* [WHAT IS EXPECTED]: Find how many lines in the material hold the word "Aufgaben", then state that number and nothing more.

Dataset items
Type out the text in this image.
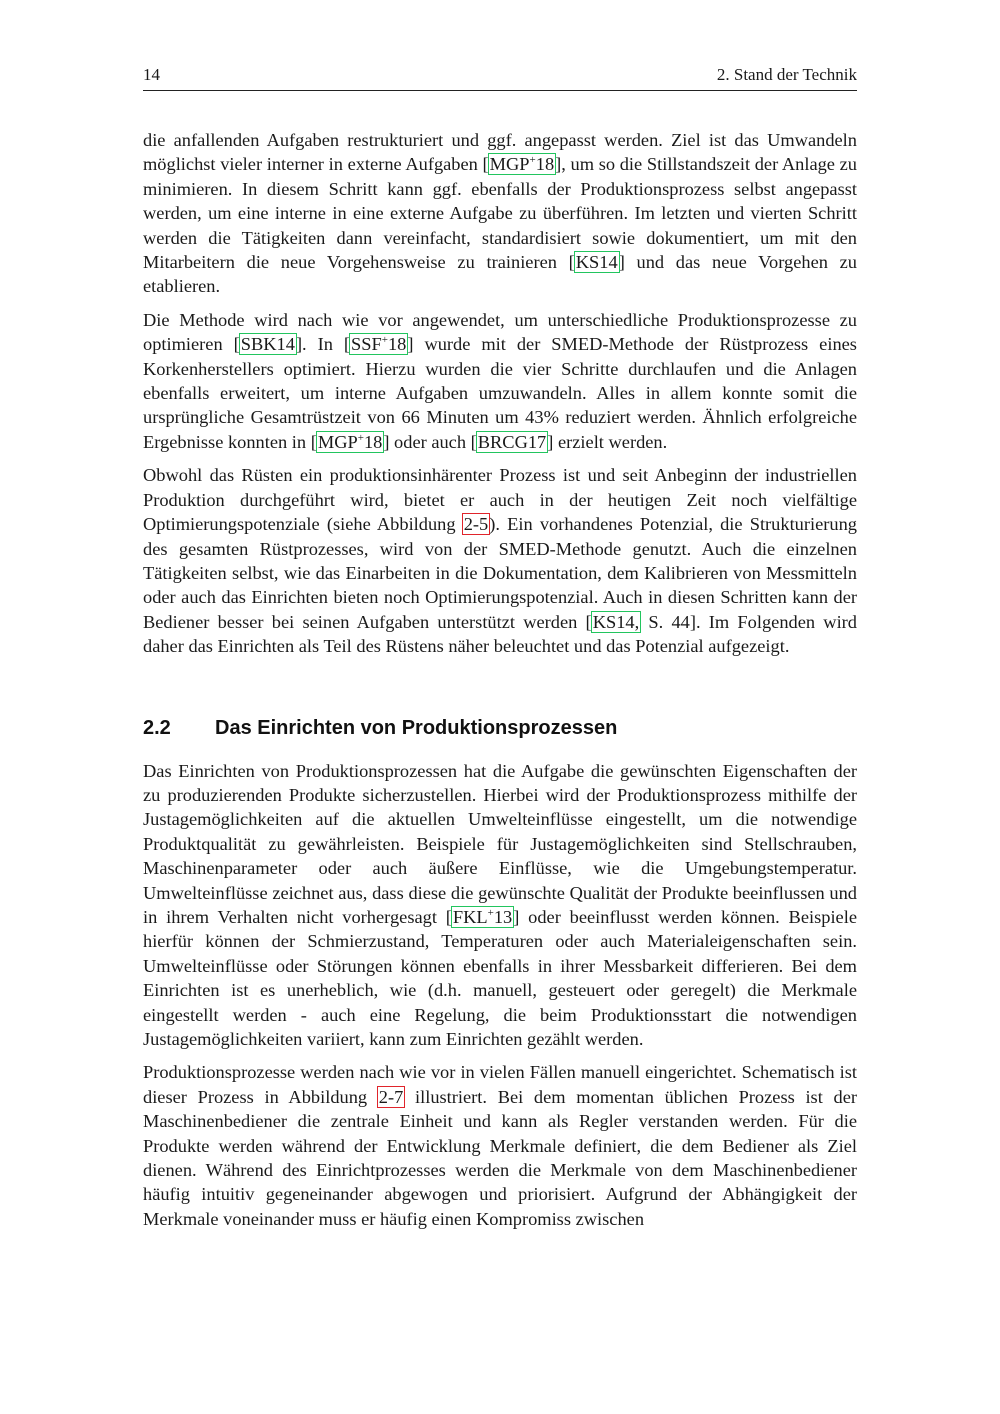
14	2. Stand der Technik

die anfallenden Aufgaben restrukturiert und ggf. angepasst werden. Ziel ist das Umwandeln möglichst vieler interner in externe Aufgaben [MGP+18], um so die Stillstandszeit der Anlage zu minimieren. In diesem Schritt kann ggf. ebenfalls der Produktionsprozess selbst angepasst werden, um eine interne in eine externe Aufgabe zu überführen. Im letzten und vierten Schritt werden die Tätigkeiten dann vereinfacht, standardisiert sowie dokumentiert, um mit den Mitarbeitern die neue Vorgehensweise zu trainieren [KS14] und das neue Vorgehen zu etablieren.

Die Methode wird nach wie vor angewendet, um unterschiedliche Produktionsprozesse zu optimieren [SBK14]. In [SSF+18] wurde mit der SMED-Methode der Rüstprozess eines Korkenherstellers optimiert. Hierzu wurden die vier Schritte durchlaufen und die Anlagen ebenfalls erweitert, um interne Aufgaben umzuwandeln. Alles in allem konnte somit die ursprüngliche Gesamtrüstzeit von 66 Minuten um 43% reduziert werden. Ähnlich erfolgreiche Ergebnisse konnten in [MGP+18] oder auch [BRCG17] erzielt werden.

Obwohl das Rüsten ein produktionsinhärenter Prozess ist und seit Anbeginn der industriellen Produktion durchgeführt wird, bietet er auch in der heutigen Zeit noch vielfältige Optimierungspotenziale (siehe Abbildung 2-5). Ein vorhandenes Potenzial, die Strukturierung des gesamten Rüstprozesses, wird von der SMED-Methode genutzt. Auch die einzelnen Tätigkeiten selbst, wie das Einarbeiten in die Dokumentation, dem Kalibrieren von Messmitteln oder auch das Einrichten bieten noch Optimierungspotenzial. Auch in diesen Schritten kann der Bediener besser bei seinen Aufgaben unterstützt werden [KS14, S. 44]. Im Folgenden wird daher das Einrichten als Teil des Rüstens näher beleuchtet und das Potenzial aufgezeigt.

2.2	Das Einrichten von Produktionsprozessen

Das Einrichten von Produktionsprozessen hat die Aufgabe die gewünschten Eigenschaften der zu produzierenden Produkte sicherzustellen. Hierbei wird der Produktionsprozess mithilfe der Justagemöglichkeiten auf die aktuellen Umwelteinflüsse eingestellt, um die notwendige Produktqualität zu gewährleisten. Beispiele für Justagemöglichkeiten sind Stellschrauben, Maschinenparameter oder auch äußere Einflüsse, wie die Umgebungstemperatur. Umwelteinflüsse zeichnet aus, dass diese die gewünschte Qualität der Produkte beeinflussen und in ihrem Verhalten nicht vorhergesagt [FKL+13] oder beeinflusst werden können. Beispiele hierfür können der Schmierzustand, Temperaturen oder auch Materialeigenschaften sein. Umwelteinflüsse oder Störungen können ebenfalls in ihrer Messbarkeit differieren. Bei dem Einrichten ist es unerheblich, wie (d.h. manuell, gesteuert oder geregelt) die Merkmale eingestellt werden - auch eine Regelung, die beim Produktionsstart die notwendigen Justagemöglichkeiten variiert, kann zum Einrichten gezählt werden.

Produktionsprozesse werden nach wie vor in vielen Fällen manuell eingerichtet. Schematisch ist dieser Prozess in Abbildung 2-7 illustriert. Bei dem momentan üblichen Prozess ist der Maschinenbediener die zentrale Einheit und kann als Regler verstanden werden. Für die Produkte werden während der Entwicklung Merkmale definiert, die dem Bediener als Ziel dienen. Während des Einrichtprozesses werden die Merkmale von dem Maschinenbediener häufig intuitiv gegeneinander abgewogen und priorisiert. Aufgrund der Abhängigkeit der Merkmale voneinander muss er häufig einen Kompromiss zwischen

* [WRITTEN SOLUTION]: 3